▶ **TASK PROMPT**: Copy out every line of the records below, keeping each character, space, and number unchanged.

▶ **TASK INPUTS**:
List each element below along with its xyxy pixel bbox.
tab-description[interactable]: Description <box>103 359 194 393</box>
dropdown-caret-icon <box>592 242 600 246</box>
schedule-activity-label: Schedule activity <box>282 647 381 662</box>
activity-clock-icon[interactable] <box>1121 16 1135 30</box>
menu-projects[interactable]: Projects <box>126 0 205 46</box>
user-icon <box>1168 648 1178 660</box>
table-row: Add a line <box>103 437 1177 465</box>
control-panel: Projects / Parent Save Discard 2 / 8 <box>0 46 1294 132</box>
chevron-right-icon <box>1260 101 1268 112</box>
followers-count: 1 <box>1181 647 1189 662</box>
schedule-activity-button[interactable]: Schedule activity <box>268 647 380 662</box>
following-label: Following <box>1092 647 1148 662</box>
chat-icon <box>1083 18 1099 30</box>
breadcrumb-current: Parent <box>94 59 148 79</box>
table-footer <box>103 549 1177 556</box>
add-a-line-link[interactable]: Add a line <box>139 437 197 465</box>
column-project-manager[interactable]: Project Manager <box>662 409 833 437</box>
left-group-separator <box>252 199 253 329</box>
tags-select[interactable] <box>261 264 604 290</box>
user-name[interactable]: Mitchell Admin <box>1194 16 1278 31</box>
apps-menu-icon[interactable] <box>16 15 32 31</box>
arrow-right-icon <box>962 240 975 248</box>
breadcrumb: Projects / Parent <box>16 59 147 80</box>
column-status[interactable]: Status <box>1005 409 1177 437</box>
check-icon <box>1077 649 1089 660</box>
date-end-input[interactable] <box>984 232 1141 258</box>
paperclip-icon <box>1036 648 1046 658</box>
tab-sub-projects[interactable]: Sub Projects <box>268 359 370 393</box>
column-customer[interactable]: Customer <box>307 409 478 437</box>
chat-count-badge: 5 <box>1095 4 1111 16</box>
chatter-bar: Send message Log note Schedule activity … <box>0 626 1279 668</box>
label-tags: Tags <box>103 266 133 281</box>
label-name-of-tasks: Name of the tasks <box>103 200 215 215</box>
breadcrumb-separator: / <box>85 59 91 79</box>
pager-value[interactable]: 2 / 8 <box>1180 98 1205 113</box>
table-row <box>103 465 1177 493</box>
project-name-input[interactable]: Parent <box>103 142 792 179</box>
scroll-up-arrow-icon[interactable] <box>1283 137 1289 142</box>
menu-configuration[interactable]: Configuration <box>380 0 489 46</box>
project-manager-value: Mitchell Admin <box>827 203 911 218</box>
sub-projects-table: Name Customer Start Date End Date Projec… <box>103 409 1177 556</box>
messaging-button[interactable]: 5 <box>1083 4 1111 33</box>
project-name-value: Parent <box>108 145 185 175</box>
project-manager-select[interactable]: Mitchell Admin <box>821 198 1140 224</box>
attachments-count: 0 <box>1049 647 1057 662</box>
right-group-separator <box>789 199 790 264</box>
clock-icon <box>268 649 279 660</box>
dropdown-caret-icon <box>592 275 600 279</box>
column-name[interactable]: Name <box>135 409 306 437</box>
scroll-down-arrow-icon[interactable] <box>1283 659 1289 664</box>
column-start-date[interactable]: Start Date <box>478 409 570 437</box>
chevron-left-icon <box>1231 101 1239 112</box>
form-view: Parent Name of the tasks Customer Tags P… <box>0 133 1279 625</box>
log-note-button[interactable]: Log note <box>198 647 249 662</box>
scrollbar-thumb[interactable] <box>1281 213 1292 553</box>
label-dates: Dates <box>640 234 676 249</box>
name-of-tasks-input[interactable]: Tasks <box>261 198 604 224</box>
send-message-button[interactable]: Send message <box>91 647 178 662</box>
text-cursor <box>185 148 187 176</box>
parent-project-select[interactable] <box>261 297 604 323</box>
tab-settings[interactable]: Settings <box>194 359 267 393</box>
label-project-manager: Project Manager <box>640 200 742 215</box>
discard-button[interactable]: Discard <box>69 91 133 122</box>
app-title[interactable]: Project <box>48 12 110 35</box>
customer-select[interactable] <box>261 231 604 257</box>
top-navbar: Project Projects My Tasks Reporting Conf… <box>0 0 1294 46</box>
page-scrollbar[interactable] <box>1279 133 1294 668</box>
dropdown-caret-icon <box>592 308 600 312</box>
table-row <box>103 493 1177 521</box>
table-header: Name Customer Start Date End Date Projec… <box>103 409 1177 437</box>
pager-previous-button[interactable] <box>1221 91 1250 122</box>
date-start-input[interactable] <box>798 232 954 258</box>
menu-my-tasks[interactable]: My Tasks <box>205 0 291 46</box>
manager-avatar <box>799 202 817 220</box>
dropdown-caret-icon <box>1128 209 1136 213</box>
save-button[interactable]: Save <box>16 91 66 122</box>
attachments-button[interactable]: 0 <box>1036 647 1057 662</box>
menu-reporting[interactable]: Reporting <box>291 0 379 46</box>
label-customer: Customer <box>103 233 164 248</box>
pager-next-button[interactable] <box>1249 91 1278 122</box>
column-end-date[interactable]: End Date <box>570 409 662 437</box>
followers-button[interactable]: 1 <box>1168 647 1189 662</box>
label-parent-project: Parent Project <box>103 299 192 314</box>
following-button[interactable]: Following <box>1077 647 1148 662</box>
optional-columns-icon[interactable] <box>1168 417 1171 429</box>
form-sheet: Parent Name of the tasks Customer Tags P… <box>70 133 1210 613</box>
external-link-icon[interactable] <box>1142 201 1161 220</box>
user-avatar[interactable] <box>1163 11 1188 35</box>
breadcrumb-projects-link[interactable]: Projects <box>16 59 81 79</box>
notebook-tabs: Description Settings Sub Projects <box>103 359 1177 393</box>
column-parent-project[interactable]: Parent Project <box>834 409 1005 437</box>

▶ **COMPLETED TASK**:
List each element below along with its xyxy pixel bbox.
tab-description[interactable]: Description <box>103 359 194 393</box>
dropdown-caret-icon <box>592 242 600 246</box>
schedule-activity-label: Schedule activity <box>282 647 381 662</box>
activity-clock-icon[interactable] <box>1121 16 1135 30</box>
menu-projects[interactable]: Projects <box>126 0 205 46</box>
user-icon <box>1168 648 1178 660</box>
table-row: Add a line <box>103 437 1177 465</box>
control-panel: Projects / Parent Save Discard 2 / 8 <box>0 46 1294 132</box>
chevron-right-icon <box>1260 101 1268 112</box>
followers-count: 1 <box>1181 647 1189 662</box>
schedule-activity-button[interactable]: Schedule activity <box>268 647 380 662</box>
following-label: Following <box>1092 647 1148 662</box>
chat-icon <box>1083 18 1099 30</box>
breadcrumb-current: Parent <box>94 59 148 79</box>
table-footer <box>103 549 1177 556</box>
add-a-line-link[interactable]: Add a line <box>139 437 197 465</box>
column-project-manager[interactable]: Project Manager <box>662 409 833 437</box>
left-group-separator <box>252 199 253 329</box>
tags-select[interactable] <box>261 264 604 290</box>
user-name[interactable]: Mitchell Admin <box>1194 16 1278 31</box>
apps-menu-icon[interactable] <box>16 15 32 31</box>
arrow-right-icon <box>962 240 975 248</box>
breadcrumb: Projects / Parent <box>16 59 147 80</box>
column-status[interactable]: Status <box>1005 409 1177 437</box>
check-icon <box>1077 649 1089 660</box>
date-end-input[interactable] <box>984 232 1141 258</box>
paperclip-icon <box>1036 648 1046 658</box>
tab-sub-projects[interactable]: Sub Projects <box>268 359 370 393</box>
column-customer[interactable]: Customer <box>307 409 478 437</box>
chat-count-badge: 5 <box>1095 4 1111 16</box>
chatter-bar: Send message Log note Schedule activity … <box>0 626 1279 668</box>
label-tags: Tags <box>103 266 133 281</box>
label-name-of-tasks: Name of the tasks <box>103 200 215 215</box>
breadcrumb-separator: / <box>85 59 91 79</box>
pager-value[interactable]: 2 / 8 <box>1180 98 1205 113</box>
table-row <box>103 465 1177 493</box>
project-name-input[interactable]: Parent <box>103 142 792 179</box>
scroll-up-arrow-icon[interactable] <box>1283 137 1289 142</box>
menu-configuration[interactable]: Configuration <box>380 0 489 46</box>
project-manager-value: Mitchell Admin <box>827 203 911 218</box>
sub-projects-table: Name Customer Start Date End Date Projec… <box>103 409 1177 556</box>
messaging-button[interactable]: 5 <box>1083 4 1111 33</box>
project-name-value: Parent <box>108 145 185 175</box>
project-manager-select[interactable]: Mitchell Admin <box>821 198 1140 224</box>
attachments-count: 0 <box>1049 647 1057 662</box>
right-group-separator <box>789 199 790 264</box>
clock-icon <box>268 649 279 660</box>
dropdown-caret-icon <box>592 275 600 279</box>
column-name[interactable]: Name <box>135 409 306 437</box>
scroll-down-arrow-icon[interactable] <box>1283 659 1289 664</box>
column-start-date[interactable]: Start Date <box>478 409 570 437</box>
chevron-left-icon <box>1231 101 1239 112</box>
form-view: Parent Name of the tasks Customer Tags P… <box>0 133 1279 625</box>
log-note-button[interactable]: Log note <box>198 647 249 662</box>
scrollbar-thumb[interactable] <box>1281 213 1292 553</box>
label-dates: Dates <box>640 234 676 249</box>
name-of-tasks-input[interactable]: Tasks <box>261 198 604 224</box>
send-message-button[interactable]: Send message <box>91 647 178 662</box>
text-cursor <box>185 148 187 176</box>
parent-project-select[interactable] <box>261 297 604 323</box>
tab-settings[interactable]: Settings <box>194 359 267 393</box>
label-project-manager: Project Manager <box>640 200 742 215</box>
discard-button[interactable]: Discard <box>69 91 133 122</box>
app-title[interactable]: Project <box>48 12 110 35</box>
customer-select[interactable] <box>261 231 604 257</box>
top-navbar: Project Projects My Tasks Reporting Conf… <box>0 0 1294 46</box>
page-scrollbar[interactable] <box>1279 133 1294 668</box>
dropdown-caret-icon <box>592 308 600 312</box>
table-row <box>103 493 1177 521</box>
table-header: Name Customer Start Date End Date Projec… <box>103 409 1177 437</box>
pager-previous-button[interactable] <box>1221 91 1250 122</box>
date-start-input[interactable] <box>798 232 954 258</box>
menu-my-tasks[interactable]: My Tasks <box>205 0 291 46</box>
manager-avatar <box>799 202 817 220</box>
dropdown-caret-icon <box>1128 209 1136 213</box>
save-button[interactable]: Save <box>16 91 66 122</box>
attachments-button[interactable]: 0 <box>1036 647 1057 662</box>
menu-reporting[interactable]: Reporting <box>291 0 379 46</box>
label-customer: Customer <box>103 233 164 248</box>
pager-next-button[interactable] <box>1249 91 1278 122</box>
column-end-date[interactable]: End Date <box>570 409 662 437</box>
followers-button[interactable]: 1 <box>1168 647 1189 662</box>
label-parent-project: Parent Project <box>103 299 192 314</box>
following-button[interactable]: Following <box>1077 647 1148 662</box>
optional-columns-icon[interactable] <box>1168 417 1171 429</box>
form-sheet: Parent Name of the tasks Customer Tags P… <box>70 133 1210 613</box>
external-link-icon[interactable] <box>1142 201 1161 220</box>
user-avatar[interactable] <box>1163 11 1188 35</box>
breadcrumb-projects-link[interactable]: Projects <box>16 59 81 79</box>
notebook-tabs: Description Settings Sub Projects <box>103 359 1177 393</box>
column-parent-project[interactable]: Parent Project <box>834 409 1005 437</box>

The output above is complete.